● **Task details**: Tally the lines with the word "name" and report the number alone.

* * * * * * *

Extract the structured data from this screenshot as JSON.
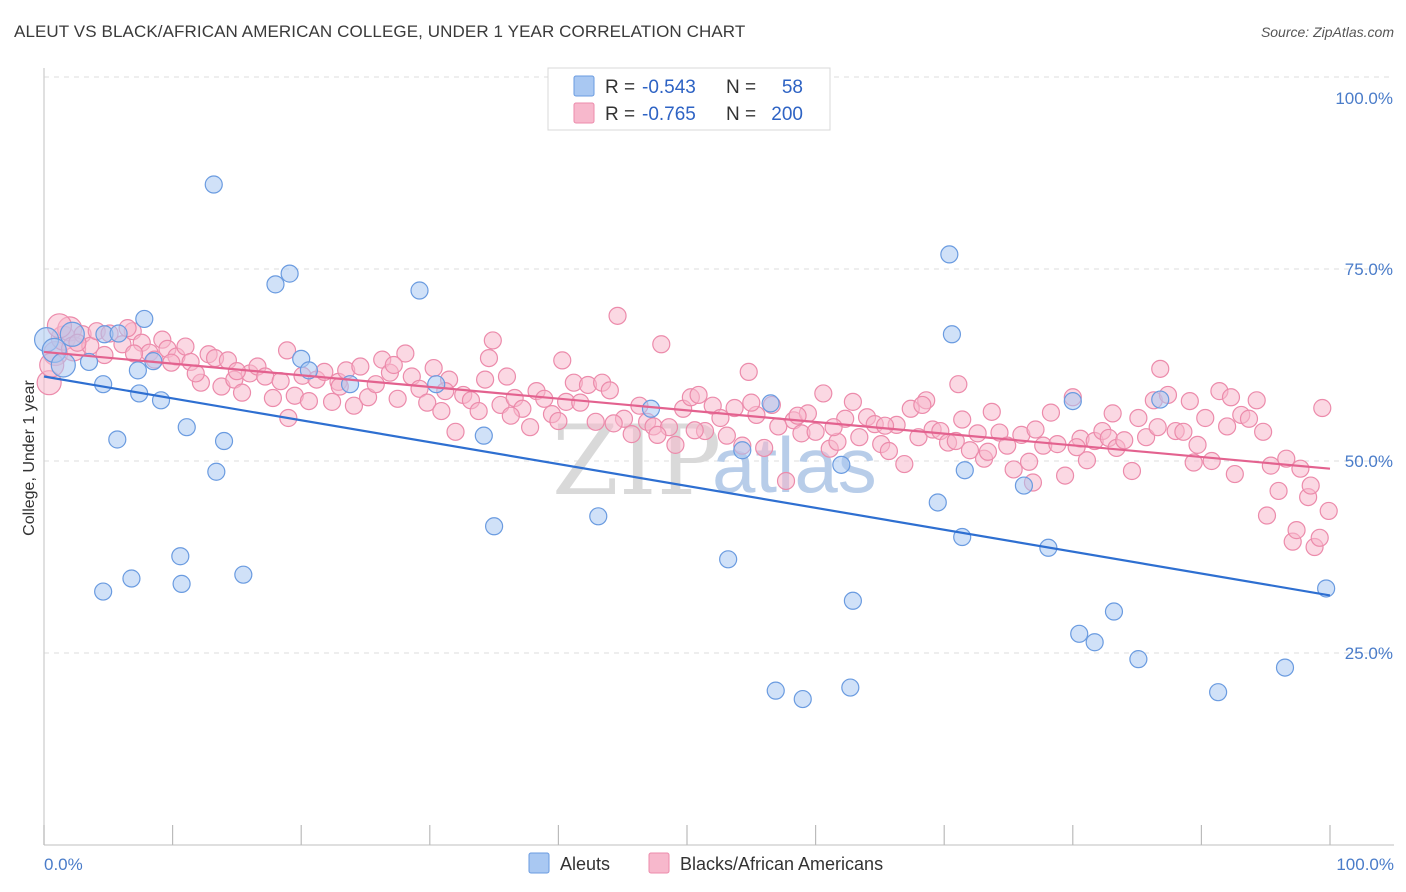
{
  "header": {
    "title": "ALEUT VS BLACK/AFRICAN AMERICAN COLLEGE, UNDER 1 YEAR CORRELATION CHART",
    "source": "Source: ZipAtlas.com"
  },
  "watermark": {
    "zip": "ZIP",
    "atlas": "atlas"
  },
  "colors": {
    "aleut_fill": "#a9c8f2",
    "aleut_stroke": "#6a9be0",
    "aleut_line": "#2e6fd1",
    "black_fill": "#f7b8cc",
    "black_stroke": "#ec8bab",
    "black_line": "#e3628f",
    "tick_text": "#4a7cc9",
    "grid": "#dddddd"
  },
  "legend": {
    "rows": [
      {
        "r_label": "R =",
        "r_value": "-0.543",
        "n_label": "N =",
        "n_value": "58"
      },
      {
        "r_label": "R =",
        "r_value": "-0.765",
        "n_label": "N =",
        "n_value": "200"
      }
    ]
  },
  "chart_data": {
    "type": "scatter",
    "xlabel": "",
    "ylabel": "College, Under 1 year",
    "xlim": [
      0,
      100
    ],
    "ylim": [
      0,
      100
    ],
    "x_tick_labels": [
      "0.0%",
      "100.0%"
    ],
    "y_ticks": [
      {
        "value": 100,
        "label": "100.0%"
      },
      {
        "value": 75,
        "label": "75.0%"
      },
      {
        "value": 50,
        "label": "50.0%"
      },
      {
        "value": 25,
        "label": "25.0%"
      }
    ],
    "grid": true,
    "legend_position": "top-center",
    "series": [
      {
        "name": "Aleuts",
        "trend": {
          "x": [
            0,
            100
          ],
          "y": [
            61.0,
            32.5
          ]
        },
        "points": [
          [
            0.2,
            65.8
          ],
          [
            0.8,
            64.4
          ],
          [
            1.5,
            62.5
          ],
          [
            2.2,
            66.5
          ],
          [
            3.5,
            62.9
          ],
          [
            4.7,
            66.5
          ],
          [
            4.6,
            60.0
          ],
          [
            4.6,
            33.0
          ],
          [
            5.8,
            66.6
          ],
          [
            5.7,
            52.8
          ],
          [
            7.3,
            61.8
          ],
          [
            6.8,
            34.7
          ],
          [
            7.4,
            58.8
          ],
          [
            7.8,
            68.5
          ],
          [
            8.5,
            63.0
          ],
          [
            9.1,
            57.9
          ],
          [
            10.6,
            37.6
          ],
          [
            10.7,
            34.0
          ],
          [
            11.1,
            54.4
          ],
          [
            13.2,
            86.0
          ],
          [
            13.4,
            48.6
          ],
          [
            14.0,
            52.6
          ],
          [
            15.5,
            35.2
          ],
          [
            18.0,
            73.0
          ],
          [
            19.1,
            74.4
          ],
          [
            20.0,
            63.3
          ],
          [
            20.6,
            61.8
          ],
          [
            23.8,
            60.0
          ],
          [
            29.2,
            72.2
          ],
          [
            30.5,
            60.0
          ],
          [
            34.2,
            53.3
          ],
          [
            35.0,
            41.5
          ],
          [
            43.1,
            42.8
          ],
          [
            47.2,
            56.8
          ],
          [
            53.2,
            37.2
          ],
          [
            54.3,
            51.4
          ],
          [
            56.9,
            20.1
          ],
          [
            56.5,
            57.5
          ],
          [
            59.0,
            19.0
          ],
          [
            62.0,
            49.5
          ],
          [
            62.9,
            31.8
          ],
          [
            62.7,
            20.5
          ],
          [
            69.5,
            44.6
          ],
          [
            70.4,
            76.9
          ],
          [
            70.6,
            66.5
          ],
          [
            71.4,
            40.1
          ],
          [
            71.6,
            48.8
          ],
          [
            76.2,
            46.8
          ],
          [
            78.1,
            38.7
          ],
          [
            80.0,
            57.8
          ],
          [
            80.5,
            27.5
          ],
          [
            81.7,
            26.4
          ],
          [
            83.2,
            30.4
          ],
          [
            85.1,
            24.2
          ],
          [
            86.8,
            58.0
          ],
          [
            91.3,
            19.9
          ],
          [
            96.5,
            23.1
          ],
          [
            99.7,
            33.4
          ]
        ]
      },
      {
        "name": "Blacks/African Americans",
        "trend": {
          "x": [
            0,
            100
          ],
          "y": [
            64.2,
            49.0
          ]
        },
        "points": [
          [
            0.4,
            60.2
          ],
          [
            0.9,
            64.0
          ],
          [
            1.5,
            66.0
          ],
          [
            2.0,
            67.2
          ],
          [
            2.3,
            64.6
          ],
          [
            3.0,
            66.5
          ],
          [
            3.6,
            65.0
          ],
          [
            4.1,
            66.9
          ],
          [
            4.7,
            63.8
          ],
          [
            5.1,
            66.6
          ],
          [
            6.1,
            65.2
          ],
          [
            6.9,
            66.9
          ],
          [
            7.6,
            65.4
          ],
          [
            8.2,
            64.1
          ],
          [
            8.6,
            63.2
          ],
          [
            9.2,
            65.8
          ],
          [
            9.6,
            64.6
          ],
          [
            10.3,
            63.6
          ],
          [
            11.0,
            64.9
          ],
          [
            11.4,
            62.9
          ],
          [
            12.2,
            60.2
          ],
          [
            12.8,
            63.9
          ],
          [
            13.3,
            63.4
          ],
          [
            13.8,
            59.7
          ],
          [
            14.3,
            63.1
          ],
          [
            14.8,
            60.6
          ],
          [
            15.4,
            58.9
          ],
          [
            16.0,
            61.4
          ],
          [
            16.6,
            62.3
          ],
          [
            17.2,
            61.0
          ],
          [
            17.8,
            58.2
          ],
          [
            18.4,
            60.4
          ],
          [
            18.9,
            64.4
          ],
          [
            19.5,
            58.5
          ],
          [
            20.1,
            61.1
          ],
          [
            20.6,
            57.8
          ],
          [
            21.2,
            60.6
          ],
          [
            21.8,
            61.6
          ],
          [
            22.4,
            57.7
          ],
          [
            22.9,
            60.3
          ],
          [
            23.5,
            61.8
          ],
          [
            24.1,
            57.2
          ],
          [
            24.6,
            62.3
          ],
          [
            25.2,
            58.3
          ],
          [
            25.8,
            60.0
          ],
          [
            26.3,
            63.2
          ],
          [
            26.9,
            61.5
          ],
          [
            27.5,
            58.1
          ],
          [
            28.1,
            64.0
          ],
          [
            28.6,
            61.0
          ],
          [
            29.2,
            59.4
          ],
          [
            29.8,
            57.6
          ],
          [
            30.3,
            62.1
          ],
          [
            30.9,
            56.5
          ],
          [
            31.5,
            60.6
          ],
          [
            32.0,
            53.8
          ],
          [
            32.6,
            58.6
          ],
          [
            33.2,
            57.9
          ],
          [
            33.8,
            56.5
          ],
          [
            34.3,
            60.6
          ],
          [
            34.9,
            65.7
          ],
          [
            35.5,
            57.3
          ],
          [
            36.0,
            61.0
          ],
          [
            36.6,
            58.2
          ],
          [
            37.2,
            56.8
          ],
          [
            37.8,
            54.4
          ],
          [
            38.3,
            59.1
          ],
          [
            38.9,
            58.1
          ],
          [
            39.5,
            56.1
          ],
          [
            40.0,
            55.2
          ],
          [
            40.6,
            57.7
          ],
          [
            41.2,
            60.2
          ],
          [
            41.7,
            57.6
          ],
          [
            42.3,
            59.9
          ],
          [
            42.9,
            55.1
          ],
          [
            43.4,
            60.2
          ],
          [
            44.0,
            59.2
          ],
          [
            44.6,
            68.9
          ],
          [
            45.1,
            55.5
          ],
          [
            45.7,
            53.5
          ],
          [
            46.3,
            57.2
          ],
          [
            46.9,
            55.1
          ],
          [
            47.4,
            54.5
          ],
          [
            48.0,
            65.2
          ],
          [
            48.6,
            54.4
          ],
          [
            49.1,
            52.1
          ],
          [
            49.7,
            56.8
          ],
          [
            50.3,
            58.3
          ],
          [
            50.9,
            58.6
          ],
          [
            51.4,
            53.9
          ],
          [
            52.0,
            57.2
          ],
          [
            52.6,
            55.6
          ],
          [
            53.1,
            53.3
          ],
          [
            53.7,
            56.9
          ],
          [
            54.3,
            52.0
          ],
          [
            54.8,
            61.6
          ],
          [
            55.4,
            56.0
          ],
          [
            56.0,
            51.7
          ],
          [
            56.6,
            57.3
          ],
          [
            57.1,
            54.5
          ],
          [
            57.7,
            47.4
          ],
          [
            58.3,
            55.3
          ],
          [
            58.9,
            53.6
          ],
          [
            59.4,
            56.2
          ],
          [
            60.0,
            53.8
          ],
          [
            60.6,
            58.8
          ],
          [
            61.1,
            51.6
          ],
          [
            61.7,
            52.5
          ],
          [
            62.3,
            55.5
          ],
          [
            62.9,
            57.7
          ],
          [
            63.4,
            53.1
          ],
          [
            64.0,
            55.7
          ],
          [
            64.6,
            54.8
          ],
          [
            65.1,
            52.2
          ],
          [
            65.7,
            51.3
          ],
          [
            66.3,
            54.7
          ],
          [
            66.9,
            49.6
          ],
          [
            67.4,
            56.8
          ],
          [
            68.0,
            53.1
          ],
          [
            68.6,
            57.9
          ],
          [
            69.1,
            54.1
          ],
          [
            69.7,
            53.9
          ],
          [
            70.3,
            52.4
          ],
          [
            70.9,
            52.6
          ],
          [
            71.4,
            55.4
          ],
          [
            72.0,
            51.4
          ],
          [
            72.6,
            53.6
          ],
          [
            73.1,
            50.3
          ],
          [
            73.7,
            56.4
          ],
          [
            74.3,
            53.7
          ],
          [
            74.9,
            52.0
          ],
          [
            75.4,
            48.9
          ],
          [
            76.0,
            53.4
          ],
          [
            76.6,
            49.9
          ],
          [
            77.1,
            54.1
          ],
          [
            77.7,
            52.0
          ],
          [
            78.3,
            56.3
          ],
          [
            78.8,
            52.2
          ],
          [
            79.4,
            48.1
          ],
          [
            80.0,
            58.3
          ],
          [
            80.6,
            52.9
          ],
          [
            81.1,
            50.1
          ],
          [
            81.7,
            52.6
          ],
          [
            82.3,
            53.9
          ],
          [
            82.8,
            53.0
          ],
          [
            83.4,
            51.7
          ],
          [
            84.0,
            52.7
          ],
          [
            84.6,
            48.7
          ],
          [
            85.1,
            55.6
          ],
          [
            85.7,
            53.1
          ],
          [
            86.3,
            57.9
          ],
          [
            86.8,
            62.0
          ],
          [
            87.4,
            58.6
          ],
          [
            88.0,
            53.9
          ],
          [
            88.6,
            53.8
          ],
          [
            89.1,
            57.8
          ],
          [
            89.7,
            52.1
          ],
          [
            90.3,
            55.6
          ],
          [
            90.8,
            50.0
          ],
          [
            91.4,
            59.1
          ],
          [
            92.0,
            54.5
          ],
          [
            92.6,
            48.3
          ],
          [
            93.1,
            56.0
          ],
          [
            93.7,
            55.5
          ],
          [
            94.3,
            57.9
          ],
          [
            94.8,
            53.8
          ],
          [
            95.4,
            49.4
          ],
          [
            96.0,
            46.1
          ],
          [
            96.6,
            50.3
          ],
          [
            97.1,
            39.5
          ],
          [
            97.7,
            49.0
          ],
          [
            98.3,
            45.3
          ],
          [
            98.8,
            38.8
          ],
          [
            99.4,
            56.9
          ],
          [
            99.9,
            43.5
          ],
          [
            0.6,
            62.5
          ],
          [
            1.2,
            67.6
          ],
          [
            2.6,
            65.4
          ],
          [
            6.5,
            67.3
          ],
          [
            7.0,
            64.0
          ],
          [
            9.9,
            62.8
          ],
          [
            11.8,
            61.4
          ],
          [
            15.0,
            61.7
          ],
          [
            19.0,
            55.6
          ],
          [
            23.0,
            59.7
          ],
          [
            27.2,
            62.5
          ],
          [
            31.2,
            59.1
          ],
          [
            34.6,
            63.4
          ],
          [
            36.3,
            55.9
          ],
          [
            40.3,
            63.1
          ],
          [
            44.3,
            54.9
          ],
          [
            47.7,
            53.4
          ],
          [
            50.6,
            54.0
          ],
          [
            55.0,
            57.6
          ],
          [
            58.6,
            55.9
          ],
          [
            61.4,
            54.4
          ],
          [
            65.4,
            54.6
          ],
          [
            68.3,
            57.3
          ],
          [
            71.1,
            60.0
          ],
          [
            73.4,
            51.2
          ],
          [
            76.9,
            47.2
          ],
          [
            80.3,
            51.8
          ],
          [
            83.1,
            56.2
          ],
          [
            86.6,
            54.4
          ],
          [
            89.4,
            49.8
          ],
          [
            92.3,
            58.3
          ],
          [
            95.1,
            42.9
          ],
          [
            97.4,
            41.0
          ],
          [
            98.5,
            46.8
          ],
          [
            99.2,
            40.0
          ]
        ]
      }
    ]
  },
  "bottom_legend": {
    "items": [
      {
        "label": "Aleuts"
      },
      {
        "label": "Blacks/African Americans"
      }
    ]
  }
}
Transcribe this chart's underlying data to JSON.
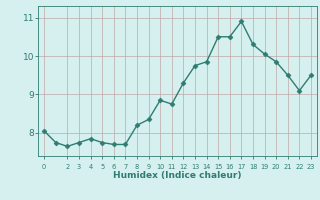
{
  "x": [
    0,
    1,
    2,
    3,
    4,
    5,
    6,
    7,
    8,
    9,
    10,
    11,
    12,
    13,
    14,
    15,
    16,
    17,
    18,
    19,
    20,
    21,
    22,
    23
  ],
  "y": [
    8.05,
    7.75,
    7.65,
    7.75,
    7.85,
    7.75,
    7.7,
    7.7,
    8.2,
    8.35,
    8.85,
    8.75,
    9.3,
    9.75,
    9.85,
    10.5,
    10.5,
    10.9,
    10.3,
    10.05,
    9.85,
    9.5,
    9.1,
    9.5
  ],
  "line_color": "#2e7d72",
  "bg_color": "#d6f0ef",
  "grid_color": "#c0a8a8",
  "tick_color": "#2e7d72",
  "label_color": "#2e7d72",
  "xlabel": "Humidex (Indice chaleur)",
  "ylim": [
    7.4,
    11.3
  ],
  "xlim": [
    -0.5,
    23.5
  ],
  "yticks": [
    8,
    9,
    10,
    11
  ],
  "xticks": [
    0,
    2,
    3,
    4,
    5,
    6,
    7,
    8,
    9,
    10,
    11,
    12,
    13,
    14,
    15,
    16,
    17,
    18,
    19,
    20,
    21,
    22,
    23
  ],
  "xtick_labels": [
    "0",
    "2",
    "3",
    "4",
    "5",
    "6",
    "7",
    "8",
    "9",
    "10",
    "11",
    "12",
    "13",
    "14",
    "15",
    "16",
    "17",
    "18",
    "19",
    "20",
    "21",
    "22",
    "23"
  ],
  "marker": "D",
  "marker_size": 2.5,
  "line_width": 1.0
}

* * * * * * *

● **Response to the task**: 2